La Suprema Corte di Cassazione con la sentenza che si riporta in commento affronta la questione inerente il contratto preliminare di vendita di un immobile subordinato alla condizione della concessione del mutuo occorrente per saldare il prezzo pattuito tra le parti.
Sul punto, la giurisprudenza di legittimità ha ritenuto che “Nel caso in cui le parti subordinino gli effetti di un contratto preliminare di compravendita immobiliare alla condizione che il promissario acquirente ottenga da un istituto bancario un mutuo per poter pagare in tutto o in parte il prezzo stabilito – patto di cui non è contestabile la validità, poiché i negozi ai quali non è consentito apporre condizioni sono indicati tassativamente dalla legge -, la relativa condizione è qualificabile come mista, dipendendo la concessione del mutuo anche dal comportamento del promissario acquirente nell’approntare la relativa pratica”; inoltre ” la mancata concessione del mutuo comporta le conseguenze previste in contratto, senza che rilevi, ai sensi dell’art. 1359 C.c., un eventuale comportamento omissivo del promissario acquirente, sia perché tale disposizione è inapplicabile nel caso in cui la parte tenuta condizionatamente ad una data prestazione abbia anch’essa interesse all’avveramento della condizione, sia perché l’omissione di un’attività in tanto può ritenersi contraria a buona fede e costituire fonte di responsabilità, in quanto l’attività omessa costituisca oggetto di un obbligo giuridico, e la sussistenza di un siffatto obbligo deve escludersi per l’attività di attuazione dell’elemento potestativo in una condizione mista” (Cass. Sez. 2, Sentenza n.10074 del 1996; Cass. Sez. 3, Sentenza n.23824 del 2004).

---

#### OBIETTIVO A
Modifica il brano citato tra "La Suprema Corte" e "tra le parti.", estremi inclusi, mettendo "appartamento" al posto di "immobile".
#### OBIETTIVO B
Secondo il brano citato, perché non è contestabile la validità del patto che subordina il contratto preliminare alla concessione di un mutuo?

---

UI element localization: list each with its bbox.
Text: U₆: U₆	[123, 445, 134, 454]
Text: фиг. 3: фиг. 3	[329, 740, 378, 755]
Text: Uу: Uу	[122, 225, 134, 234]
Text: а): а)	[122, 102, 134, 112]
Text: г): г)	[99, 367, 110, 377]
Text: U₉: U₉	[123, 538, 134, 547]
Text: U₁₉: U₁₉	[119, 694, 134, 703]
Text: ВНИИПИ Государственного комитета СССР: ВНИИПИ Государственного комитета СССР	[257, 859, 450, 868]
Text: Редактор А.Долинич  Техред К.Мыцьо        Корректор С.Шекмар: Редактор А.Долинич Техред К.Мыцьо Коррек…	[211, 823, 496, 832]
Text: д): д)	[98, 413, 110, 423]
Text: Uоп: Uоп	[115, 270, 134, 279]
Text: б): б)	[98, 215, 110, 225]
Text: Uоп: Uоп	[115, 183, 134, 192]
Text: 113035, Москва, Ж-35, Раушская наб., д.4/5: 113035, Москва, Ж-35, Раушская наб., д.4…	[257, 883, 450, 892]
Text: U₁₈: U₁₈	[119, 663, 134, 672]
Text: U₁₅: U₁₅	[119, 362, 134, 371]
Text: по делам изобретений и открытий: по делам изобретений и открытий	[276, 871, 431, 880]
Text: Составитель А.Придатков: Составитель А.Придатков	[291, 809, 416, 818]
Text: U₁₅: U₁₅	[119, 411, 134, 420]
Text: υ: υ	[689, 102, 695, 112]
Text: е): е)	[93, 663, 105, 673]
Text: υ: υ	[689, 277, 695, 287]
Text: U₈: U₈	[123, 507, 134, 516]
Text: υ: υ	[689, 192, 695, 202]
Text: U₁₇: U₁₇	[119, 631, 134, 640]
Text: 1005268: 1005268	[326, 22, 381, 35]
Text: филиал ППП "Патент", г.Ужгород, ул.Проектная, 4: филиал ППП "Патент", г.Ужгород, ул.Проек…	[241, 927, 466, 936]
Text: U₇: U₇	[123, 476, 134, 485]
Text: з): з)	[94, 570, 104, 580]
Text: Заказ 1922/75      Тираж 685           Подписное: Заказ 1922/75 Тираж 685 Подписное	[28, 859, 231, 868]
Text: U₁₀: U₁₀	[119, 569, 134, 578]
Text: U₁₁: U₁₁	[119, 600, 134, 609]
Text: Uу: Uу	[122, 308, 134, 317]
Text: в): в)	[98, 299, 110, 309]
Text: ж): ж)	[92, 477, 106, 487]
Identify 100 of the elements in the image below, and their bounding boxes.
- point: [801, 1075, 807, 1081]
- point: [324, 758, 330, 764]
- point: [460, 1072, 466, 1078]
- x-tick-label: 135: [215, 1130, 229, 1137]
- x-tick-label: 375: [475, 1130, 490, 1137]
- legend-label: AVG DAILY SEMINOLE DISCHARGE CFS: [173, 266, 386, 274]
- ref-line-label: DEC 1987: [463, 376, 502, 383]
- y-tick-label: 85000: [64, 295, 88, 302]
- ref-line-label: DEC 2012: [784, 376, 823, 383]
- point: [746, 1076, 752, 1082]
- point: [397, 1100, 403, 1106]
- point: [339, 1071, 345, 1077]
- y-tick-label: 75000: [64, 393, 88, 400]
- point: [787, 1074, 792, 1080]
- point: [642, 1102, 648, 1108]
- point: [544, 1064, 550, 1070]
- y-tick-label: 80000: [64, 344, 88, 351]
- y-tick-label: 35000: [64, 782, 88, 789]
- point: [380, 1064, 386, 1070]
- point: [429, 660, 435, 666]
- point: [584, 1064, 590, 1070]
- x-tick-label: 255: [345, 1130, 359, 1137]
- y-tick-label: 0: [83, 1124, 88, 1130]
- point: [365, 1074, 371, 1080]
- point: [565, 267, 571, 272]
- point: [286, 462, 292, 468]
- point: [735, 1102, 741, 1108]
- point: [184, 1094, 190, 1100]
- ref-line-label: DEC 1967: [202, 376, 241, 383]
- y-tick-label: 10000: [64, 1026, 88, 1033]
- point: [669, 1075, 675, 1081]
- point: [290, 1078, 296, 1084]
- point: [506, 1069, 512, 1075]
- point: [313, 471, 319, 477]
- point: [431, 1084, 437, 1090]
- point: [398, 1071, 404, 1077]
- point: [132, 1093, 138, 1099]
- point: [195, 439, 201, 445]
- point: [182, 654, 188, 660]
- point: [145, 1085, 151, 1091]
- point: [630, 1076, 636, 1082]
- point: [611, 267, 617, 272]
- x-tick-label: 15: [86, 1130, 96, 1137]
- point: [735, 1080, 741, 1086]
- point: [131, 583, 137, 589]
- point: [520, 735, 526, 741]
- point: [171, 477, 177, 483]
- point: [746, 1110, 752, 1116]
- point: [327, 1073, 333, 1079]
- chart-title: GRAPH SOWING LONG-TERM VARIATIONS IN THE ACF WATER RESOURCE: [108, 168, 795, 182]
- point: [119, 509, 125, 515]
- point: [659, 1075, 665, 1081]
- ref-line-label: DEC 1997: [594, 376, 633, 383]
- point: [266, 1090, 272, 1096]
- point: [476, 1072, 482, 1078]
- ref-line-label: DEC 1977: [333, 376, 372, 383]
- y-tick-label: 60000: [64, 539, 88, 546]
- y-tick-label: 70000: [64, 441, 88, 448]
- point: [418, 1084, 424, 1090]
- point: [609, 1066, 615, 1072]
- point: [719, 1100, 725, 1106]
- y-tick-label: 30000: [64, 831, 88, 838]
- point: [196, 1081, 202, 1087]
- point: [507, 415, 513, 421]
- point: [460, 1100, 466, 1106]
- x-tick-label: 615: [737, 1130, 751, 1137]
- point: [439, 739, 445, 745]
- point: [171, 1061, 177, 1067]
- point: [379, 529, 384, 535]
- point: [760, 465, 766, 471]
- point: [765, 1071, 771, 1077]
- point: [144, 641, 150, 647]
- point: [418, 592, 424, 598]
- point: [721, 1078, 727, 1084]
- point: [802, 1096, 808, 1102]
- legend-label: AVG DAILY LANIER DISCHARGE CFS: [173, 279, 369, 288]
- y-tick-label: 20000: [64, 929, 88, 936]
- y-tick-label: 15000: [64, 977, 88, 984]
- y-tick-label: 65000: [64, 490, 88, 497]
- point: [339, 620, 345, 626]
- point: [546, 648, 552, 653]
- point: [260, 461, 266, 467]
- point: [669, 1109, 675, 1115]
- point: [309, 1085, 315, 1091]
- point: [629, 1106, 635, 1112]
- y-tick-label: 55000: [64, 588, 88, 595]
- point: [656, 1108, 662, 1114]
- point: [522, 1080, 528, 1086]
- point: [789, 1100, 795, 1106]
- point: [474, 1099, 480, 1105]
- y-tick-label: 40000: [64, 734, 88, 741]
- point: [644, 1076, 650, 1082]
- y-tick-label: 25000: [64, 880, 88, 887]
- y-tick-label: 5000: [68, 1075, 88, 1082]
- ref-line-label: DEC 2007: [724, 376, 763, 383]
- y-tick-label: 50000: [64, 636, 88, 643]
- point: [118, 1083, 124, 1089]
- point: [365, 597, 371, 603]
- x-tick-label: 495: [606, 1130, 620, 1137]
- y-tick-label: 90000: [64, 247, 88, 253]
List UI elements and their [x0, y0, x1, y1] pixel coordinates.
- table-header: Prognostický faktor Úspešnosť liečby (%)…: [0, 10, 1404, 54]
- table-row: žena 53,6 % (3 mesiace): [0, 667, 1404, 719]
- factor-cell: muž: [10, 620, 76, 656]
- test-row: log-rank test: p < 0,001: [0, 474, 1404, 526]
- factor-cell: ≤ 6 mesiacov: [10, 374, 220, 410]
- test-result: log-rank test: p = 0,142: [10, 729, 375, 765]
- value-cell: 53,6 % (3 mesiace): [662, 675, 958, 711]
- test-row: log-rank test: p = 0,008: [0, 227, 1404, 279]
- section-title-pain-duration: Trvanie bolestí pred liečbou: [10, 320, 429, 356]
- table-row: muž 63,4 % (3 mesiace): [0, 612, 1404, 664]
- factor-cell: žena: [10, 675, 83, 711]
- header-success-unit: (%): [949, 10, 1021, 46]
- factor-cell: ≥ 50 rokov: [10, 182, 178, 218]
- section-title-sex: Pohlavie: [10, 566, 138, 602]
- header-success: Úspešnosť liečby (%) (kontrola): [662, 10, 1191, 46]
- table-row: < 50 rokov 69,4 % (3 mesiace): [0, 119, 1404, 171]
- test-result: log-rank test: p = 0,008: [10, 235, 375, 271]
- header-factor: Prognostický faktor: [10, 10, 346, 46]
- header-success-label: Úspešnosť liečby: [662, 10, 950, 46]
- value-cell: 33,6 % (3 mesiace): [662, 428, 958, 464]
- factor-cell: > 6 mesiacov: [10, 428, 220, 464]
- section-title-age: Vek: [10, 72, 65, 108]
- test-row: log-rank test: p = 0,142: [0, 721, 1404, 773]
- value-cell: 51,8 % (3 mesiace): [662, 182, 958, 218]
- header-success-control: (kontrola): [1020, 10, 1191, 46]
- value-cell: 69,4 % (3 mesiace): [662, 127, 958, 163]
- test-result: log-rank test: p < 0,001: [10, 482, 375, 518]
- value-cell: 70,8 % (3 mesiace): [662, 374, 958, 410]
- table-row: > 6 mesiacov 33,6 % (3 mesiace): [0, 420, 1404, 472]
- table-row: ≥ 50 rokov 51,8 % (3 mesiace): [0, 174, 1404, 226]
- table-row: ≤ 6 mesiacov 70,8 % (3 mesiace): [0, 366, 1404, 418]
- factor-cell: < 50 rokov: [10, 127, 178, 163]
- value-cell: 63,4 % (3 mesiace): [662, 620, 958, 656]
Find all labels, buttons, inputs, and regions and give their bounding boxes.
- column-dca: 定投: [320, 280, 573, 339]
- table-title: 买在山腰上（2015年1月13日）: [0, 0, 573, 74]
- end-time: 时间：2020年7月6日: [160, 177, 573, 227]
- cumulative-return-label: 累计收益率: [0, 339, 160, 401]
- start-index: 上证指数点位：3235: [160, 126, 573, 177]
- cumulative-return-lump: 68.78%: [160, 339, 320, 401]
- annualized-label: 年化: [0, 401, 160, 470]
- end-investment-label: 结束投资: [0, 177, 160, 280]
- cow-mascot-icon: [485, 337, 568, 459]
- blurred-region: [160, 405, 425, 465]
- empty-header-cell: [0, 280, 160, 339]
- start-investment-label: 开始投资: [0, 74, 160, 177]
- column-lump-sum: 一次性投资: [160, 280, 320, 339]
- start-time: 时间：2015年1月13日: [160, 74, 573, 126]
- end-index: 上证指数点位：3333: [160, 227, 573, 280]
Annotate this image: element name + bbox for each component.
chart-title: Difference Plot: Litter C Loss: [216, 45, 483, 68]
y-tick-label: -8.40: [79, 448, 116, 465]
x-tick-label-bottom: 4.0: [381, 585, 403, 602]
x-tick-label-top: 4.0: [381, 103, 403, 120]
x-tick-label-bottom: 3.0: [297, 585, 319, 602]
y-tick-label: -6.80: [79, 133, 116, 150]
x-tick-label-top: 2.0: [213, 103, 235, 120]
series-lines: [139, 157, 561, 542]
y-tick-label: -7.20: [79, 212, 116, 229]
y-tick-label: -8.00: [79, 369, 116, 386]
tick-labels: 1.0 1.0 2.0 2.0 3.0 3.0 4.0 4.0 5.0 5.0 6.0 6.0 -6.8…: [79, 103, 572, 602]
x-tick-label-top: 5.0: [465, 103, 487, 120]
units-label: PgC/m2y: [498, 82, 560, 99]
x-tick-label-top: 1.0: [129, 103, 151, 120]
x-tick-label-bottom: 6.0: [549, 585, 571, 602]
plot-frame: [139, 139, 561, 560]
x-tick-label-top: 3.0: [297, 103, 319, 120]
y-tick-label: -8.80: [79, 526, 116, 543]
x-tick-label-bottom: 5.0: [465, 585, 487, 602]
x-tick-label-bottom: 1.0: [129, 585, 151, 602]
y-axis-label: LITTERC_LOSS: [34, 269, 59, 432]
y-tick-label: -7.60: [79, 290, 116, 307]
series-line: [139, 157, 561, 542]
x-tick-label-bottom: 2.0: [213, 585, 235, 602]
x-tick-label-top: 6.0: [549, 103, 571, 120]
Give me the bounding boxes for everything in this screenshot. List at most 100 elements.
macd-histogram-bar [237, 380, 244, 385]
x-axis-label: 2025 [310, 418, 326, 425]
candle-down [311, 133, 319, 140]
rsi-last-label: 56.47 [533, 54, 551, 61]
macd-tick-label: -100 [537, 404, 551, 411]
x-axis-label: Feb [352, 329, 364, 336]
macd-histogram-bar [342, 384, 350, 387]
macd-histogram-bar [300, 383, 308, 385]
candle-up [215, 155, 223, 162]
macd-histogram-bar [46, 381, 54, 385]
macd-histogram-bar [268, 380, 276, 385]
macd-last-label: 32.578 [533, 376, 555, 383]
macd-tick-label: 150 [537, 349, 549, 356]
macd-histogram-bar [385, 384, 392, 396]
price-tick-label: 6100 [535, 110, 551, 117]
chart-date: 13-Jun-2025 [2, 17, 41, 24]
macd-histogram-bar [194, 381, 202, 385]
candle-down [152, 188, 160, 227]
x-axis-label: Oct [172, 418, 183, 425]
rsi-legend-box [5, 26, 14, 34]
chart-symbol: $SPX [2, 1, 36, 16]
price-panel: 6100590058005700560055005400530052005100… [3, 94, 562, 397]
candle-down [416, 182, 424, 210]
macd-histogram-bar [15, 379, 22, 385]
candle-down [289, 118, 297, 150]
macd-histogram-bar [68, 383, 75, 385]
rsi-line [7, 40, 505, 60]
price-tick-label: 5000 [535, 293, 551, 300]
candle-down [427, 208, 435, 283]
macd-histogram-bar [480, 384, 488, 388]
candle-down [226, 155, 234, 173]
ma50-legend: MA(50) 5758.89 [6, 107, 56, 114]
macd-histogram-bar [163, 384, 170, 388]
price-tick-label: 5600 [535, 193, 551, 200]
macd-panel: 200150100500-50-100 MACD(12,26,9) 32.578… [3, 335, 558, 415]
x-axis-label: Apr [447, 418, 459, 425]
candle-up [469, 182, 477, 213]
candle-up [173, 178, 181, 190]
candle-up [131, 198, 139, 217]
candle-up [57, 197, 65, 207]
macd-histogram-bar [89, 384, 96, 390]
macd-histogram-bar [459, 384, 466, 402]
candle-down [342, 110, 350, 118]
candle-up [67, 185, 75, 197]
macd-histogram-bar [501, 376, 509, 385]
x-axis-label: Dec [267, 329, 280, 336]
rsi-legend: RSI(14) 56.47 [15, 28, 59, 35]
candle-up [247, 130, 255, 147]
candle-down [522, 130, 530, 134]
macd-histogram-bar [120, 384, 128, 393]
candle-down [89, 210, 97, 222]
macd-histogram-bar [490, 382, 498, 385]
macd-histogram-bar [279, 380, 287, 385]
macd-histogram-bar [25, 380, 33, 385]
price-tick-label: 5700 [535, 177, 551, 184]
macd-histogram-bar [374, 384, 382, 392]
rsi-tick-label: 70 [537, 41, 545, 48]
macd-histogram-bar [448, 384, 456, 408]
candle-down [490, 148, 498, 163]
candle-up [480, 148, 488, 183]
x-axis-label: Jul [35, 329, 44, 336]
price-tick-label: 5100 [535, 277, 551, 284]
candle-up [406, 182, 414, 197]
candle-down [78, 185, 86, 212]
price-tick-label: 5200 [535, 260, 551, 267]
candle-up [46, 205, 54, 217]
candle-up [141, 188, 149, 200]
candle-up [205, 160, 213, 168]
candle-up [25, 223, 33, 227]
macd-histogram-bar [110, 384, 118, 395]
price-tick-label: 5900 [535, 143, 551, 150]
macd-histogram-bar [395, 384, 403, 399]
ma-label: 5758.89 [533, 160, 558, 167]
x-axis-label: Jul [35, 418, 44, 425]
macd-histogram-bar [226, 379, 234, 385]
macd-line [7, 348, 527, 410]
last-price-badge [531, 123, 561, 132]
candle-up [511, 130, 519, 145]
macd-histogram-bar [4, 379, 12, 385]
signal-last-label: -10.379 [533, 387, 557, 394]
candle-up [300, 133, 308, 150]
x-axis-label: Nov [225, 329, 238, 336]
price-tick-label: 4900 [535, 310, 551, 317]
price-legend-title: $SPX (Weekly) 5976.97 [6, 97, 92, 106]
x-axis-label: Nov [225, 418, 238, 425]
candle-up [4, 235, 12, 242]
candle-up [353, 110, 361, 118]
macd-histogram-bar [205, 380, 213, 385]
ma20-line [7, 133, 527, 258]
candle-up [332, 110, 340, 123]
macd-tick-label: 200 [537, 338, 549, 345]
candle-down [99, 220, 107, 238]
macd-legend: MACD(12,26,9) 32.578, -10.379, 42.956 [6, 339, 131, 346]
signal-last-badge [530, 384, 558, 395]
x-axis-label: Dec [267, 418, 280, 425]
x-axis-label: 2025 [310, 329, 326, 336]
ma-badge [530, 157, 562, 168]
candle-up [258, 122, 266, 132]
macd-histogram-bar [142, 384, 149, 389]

---

#### RISULTATO A
La Suprema Corte di Cassazione con la sentenza che si riporta in commento affronta la questione inerente il contratto preliminare di vendita di un appartamento subordinato alla condizione della concessione del mutuo occorrente per saldare il prezzo pattuito tra le parti.

#### RISULTATO B
La validità del patto non è contestabile perché la legge indica tassativamente i negozi ai quali non è consentito apporre condizioni.